__Short problem__. Transcribe the records exactly from the line with "Decode this image" to the end, both included.

__Dataset content__.

* * *

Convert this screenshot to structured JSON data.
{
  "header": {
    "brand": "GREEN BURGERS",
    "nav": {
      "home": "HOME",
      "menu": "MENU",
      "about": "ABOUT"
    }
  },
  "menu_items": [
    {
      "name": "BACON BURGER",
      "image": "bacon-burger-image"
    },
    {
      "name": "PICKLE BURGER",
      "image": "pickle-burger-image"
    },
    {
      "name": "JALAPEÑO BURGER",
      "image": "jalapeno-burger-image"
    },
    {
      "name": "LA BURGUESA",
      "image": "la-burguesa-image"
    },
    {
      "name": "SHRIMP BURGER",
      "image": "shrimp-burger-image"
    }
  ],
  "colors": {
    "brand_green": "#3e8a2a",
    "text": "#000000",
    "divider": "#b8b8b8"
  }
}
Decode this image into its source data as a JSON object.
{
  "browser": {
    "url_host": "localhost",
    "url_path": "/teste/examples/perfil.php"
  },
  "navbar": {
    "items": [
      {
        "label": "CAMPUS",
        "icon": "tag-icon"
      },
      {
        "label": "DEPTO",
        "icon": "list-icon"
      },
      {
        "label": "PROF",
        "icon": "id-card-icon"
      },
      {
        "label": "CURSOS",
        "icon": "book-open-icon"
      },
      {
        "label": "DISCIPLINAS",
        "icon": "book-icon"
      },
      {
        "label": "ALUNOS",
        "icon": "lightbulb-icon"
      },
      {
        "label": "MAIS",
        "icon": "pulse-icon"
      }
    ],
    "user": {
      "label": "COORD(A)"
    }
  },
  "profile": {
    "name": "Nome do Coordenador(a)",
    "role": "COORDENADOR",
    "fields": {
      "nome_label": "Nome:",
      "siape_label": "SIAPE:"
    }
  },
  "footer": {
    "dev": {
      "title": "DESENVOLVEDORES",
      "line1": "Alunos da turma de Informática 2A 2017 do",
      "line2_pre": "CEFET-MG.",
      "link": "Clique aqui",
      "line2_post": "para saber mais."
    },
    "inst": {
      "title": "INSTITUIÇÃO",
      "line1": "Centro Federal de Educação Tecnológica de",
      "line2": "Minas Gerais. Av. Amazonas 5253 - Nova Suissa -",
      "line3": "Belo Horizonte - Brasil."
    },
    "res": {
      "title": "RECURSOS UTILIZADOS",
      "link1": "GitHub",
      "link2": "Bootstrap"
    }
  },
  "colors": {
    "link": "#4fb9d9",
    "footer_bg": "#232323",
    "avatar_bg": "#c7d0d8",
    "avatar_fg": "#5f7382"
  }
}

* * *

__Exercise answer__.
Decode this image into its source data as a JSON object.
{
  "browser": {
    "url_host": "localhost",
    "url_path": "/teste/examples/perfil.php"
  },
  "navbar": {
    "items": [
      {
        "label": "CAMPUS",
        "icon": "tag-icon"
      },
      {
        "label": "DEPTO",
        "icon": "list-icon"
      },
      {
        "label": "PROF",
        "icon": "id-card-icon"
      },
      {
        "label": "CURSOS",
        "icon": "book-open-icon"
      },
      {
        "label": "DISCIPLINAS",
        "icon": "book-icon"
      },
      {
        "label": "ALUNOS",
        "icon": "lightbulb-icon"
      },
      {
        "label": "MAIS",
        "icon": "pulse-icon"
      }
    ],
    "user": {
      "label": "COORD(A)"
    }
  },
  "profile": {
    "name": "Nome do Coordenador(a)",
    "role": "COORDENADOR",
    "fields": {
      "nome_label": "Nome:",
      "siape_label": "SIAPE:"
    }
  },
  "footer": {
    "dev": {
      "title": "DESENVOLVEDORES",
      "line1": "Alunos da turma de Informática 2A 2017 do",
      "line2_pre": "CEFET-MG.",
      "link": "Clique aqui",
      "line2_post": "para saber mais."
    },
    "inst": {
      "title": "INSTITUIÇÃO",
      "line1": "Centro Federal de Educação Tecnológica de",
      "line2": "Minas Gerais. Av. Amazonas 5253 - Nova Suissa -",
      "line3": "Belo Horizonte - Brasil."
    },
    "res": {
      "title": "RECURSOS UTILIZADOS",
      "link1": "GitHub",
      "link2": "Bootstrap"
    }
  },
  "colors": {
    "link": "#4fb9d9",
    "footer_bg": "#232323",
    "avatar_bg": "#c7d0d8",
    "avatar_fg": "#5f7382"
  }
}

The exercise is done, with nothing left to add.